The exercise —
Copy out the records below from the line with "bold-checkbox[interactable] (736, 126, 750, 140)" up to and including the line with "green-field[interactable]: 128 (326, 125, 384, 149)", keeping every character unchanged.

begin Material for this task

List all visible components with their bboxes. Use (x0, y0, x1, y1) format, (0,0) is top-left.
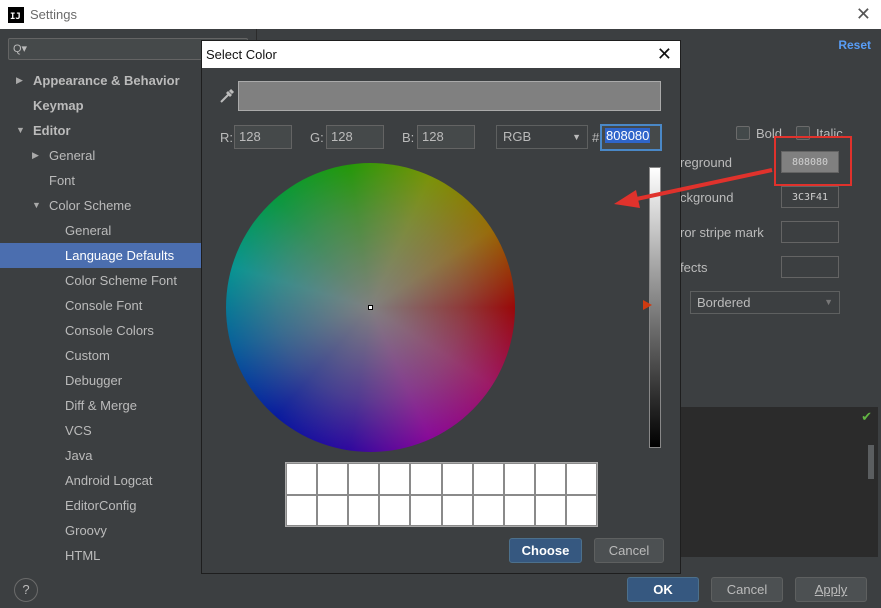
bold-checkbox[interactable] (736, 126, 750, 140)
sidebar-item-label: General (49, 148, 96, 163)
background-color-swatch[interactable]: 3C3F41 (781, 186, 839, 208)
hex-input[interactable]: 808080 (600, 124, 662, 151)
chevron-down-icon: ▼ (572, 132, 581, 142)
green-field[interactable]: 128 (326, 125, 384, 149)
recent-color-cell[interactable] (348, 463, 380, 495)
foreground-label: reground (680, 155, 733, 170)
sidebar-item-label: Debugger (65, 373, 123, 388)
sidebar-item-label: Appearance & Behavior (33, 73, 180, 88)
select-color-dialog: Select Color ✕ R: 128 G: 128 B: 128 RGB … (201, 40, 681, 574)
check-icon: ✔ (861, 409, 872, 424)
window-close-icon[interactable]: ✕ (856, 4, 871, 25)
code-preview-area: ✔ (678, 407, 878, 557)
sidebar-item-label: Color Scheme (49, 198, 132, 213)
sidebar-item-label: General (65, 223, 112, 238)
error-stripe-label: ror stripe mark (680, 225, 764, 240)
sidebar-item-label: Editor (33, 123, 71, 138)
hex-value: 808080 (605, 128, 651, 143)
background-label: ckground (680, 190, 734, 205)
cancel-button[interactable]: Cancel (711, 577, 783, 602)
r-label: R: (220, 130, 233, 145)
color-mode-value: RGB (503, 129, 532, 144)
recent-color-cell[interactable] (534, 494, 566, 526)
dialog-titlebar: Select Color ✕ (202, 41, 680, 68)
dialog-close-icon[interactable]: ✕ (657, 41, 672, 68)
effect-type-dropdown[interactable]: Bordered ▼ (690, 291, 840, 314)
color-mode-select[interactable]: RGB ▼ (496, 125, 588, 149)
effects-color-swatch[interactable] (781, 256, 839, 278)
recent-color-cell[interactable] (317, 463, 349, 495)
sidebar-item-label: Console Font (65, 298, 143, 313)
recent-color-cell[interactable] (379, 463, 411, 495)
recent-color-cell[interactable] (441, 494, 473, 526)
recent-color-cell[interactable] (534, 463, 566, 495)
chevron-down-icon: ▼ (824, 297, 833, 307)
intellij-app-icon: IJ (8, 6, 24, 23)
recent-color-cell[interactable] (410, 463, 442, 495)
expand-arrow-icon[interactable]: ▶ (16, 68, 23, 93)
recent-color-cell[interactable] (286, 463, 318, 495)
collapse-arrow-icon[interactable]: ▼ (16, 118, 25, 143)
recent-color-cell[interactable] (565, 463, 597, 495)
sidebar-item-label: Console Colors (65, 323, 154, 338)
sidebar-item-label: HTML (65, 548, 101, 563)
recent-color-cell[interactable] (565, 494, 597, 526)
window-title: Settings (30, 7, 77, 22)
sidebar-item-label: Java (65, 448, 93, 463)
recent-color-cell[interactable] (379, 494, 411, 526)
red-field[interactable]: 128 (234, 125, 292, 149)
dialog-cancel-button[interactable]: Cancel (594, 538, 664, 563)
collapse-arrow-icon[interactable]: ▼ (32, 193, 41, 218)
recent-color-cell[interactable] (410, 494, 442, 526)
effect-type-value: Bordered (697, 295, 751, 310)
recent-color-cell[interactable] (441, 463, 473, 495)
error-stripe-swatch[interactable] (781, 221, 839, 243)
help-button[interactable]: ? (14, 578, 38, 602)
recent-color-cell[interactable] (472, 494, 504, 526)
sidebar-item-label: Language Defaults (65, 248, 175, 263)
sidebar-item-label: VCS (65, 423, 92, 438)
sidebar-item-label: Android Logcat (65, 473, 153, 488)
reset-link[interactable]: Reset (838, 38, 871, 52)
sidebar-item-label: Font (49, 173, 76, 188)
recent-color-cell[interactable] (472, 463, 504, 495)
effects-label: fects (680, 260, 708, 275)
dialog-footer: ? OK Cancel Apply (0, 572, 881, 608)
choose-button[interactable]: Choose (509, 538, 582, 563)
color-preview-bar (238, 81, 661, 111)
recent-colors-grid (285, 462, 598, 527)
apply-button[interactable]: Apply (795, 577, 867, 602)
recent-color-cell[interactable] (286, 494, 318, 526)
ok-button[interactable]: OK (627, 577, 699, 602)
sidebar-item-label: Keymap (33, 98, 84, 113)
sidebar-item-label: Diff & Merge (65, 398, 138, 413)
hash-label: # (592, 130, 600, 145)
recent-color-cell[interactable] (503, 463, 535, 495)
recent-color-cell[interactable] (503, 494, 535, 526)
b-label: B: (402, 130, 415, 145)
brightness-slider-handle[interactable] (643, 300, 652, 310)
recent-color-cell[interactable] (348, 494, 380, 526)
sidebar-item-label: Color Scheme Font (65, 273, 177, 288)
sidebar-item-label: EditorConfig (65, 498, 137, 513)
annotation-highlight-box (774, 136, 852, 186)
window-titlebar: IJ Settings ✕ (0, 0, 881, 29)
sidebar-item-label: Groovy (65, 523, 107, 538)
color-wheel-cursor[interactable] (368, 305, 373, 310)
sidebar-item-label: Custom (65, 348, 110, 363)
dialog-title: Select Color (206, 47, 277, 62)
expand-arrow-icon[interactable]: ▶ (32, 143, 39, 168)
recent-color-cell[interactable] (317, 494, 349, 526)
blue-field[interactable]: 128 (417, 125, 475, 149)
eyedropper-icon[interactable] (218, 87, 236, 105)
g-label: G: (310, 130, 324, 145)
preview-scrollbar[interactable] (868, 445, 874, 479)
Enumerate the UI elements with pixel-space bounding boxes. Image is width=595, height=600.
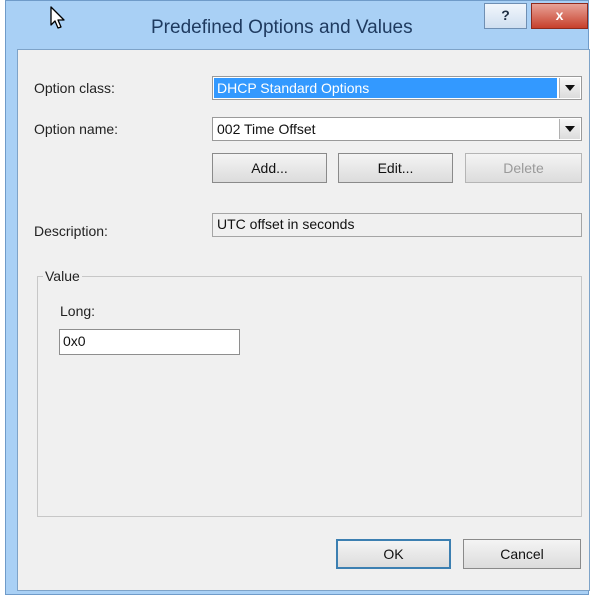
dropdown-button[interactable] — [559, 78, 580, 98]
description-field: UTC offset in seconds — [212, 213, 582, 237]
add-button[interactable]: Add... — [212, 153, 327, 183]
option-class-label: Option class: — [34, 80, 115, 96]
close-button[interactable]: x — [531, 3, 588, 29]
option-name-value: 002 Time Offset — [217, 121, 316, 137]
help-button[interactable]: ? — [484, 3, 527, 29]
window-title: Predefined Options and Values — [151, 17, 413, 38]
value-group-legend: Value — [43, 268, 82, 284]
dropdown-button[interactable] — [559, 119, 580, 139]
ok-button[interactable]: OK — [336, 539, 451, 569]
description-label: Description: — [34, 223, 108, 239]
option-name-dropdown[interactable]: 002 Time Offset — [212, 117, 582, 141]
value-group — [37, 276, 582, 517]
option-class-value: DHCP Standard Options — [217, 80, 370, 96]
chevron-down-icon — [565, 85, 575, 91]
option-class-dropdown[interactable]: DHCP Standard Options — [212, 76, 582, 100]
long-label: Long: — [60, 303, 96, 319]
option-name-label: Option name: — [34, 121, 119, 137]
chevron-down-icon — [565, 126, 575, 132]
cancel-button[interactable]: Cancel — [463, 539, 581, 569]
long-value-input[interactable]: 0x0 — [59, 329, 240, 355]
mouse-pointer-icon — [50, 6, 66, 35]
edit-button[interactable]: Edit... — [338, 153, 453, 183]
delete-button[interactable]: Delete — [465, 153, 582, 183]
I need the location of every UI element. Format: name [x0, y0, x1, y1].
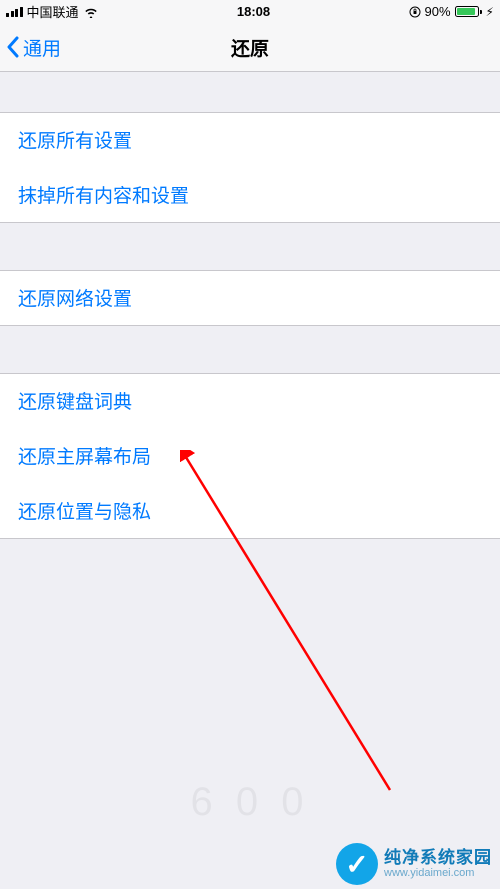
charging-icon: ⚡︎ — [486, 5, 494, 19]
reset-home-screen-layout-button[interactable]: 还原主屏幕布局 — [0, 428, 500, 483]
status-left: 中国联通 — [6, 2, 99, 21]
section-spacer — [0, 72, 500, 112]
reset-location-privacy-button[interactable]: 还原位置与隐私 — [0, 483, 500, 538]
status-bar: 中国联通 18:08 90% ⚡︎ — [0, 0, 500, 23]
signal-strength-icon — [6, 6, 23, 17]
section-spacer — [0, 222, 500, 270]
reset-network-settings-button[interactable]: 还原网络设置 — [0, 270, 500, 325]
watermark-brand: ✓ 纯净系统家园 www.yidaimei.com — [314, 839, 500, 889]
wifi-icon — [83, 6, 99, 18]
rotation-lock-icon — [409, 6, 421, 18]
back-label: 通用 — [23, 34, 61, 61]
cell-label: 还原所有设置 — [18, 131, 132, 152]
page-title: 还原 — [0, 34, 500, 61]
brand-logo-icon: ✓ — [336, 843, 378, 885]
cell-label: 抹掉所有内容和设置 — [18, 186, 189, 207]
status-right: 90% ⚡︎ — [409, 4, 494, 19]
battery-percent: 90% — [425, 4, 451, 19]
cell-label: 还原网络设置 — [18, 289, 132, 310]
brand-url: www.yidaimei.com — [384, 867, 492, 880]
section-spacer — [0, 325, 500, 373]
cell-label: 还原主屏幕布局 — [18, 447, 151, 468]
back-button[interactable]: 通用 — [0, 34, 61, 61]
watermark-center: 6 0 0 — [191, 780, 310, 825]
brand-name: 纯净系统家园 — [384, 848, 492, 868]
erase-all-content-button[interactable]: 抹掉所有内容和设置 — [0, 167, 500, 222]
reset-keyboard-dictionary-button[interactable]: 还原键盘词典 — [0, 373, 500, 428]
chevron-left-icon — [6, 36, 20, 58]
cell-label: 还原位置与隐私 — [18, 502, 151, 523]
carrier-label: 中国联通 — [27, 2, 79, 21]
clock: 18:08 — [237, 4, 270, 19]
navigation-bar: 通用 还原 — [0, 23, 500, 72]
cell-label: 还原键盘词典 — [18, 392, 132, 413]
reset-all-settings-button[interactable]: 还原所有设置 — [0, 112, 500, 167]
battery-icon — [455, 6, 482, 17]
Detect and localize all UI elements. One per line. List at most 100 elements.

end Material for this task

Correct answer —
bold-checkbox[interactable] (736, 126, 750, 140)
sidebar-item-label: General (49, 148, 96, 163)
background-color-swatch[interactable]: 3C3F41 (781, 186, 839, 208)
hex-input[interactable]: 808080 (600, 124, 662, 151)
chevron-down-icon: ▼ (572, 132, 581, 142)
green-field[interactable]: 128 (326, 125, 384, 149)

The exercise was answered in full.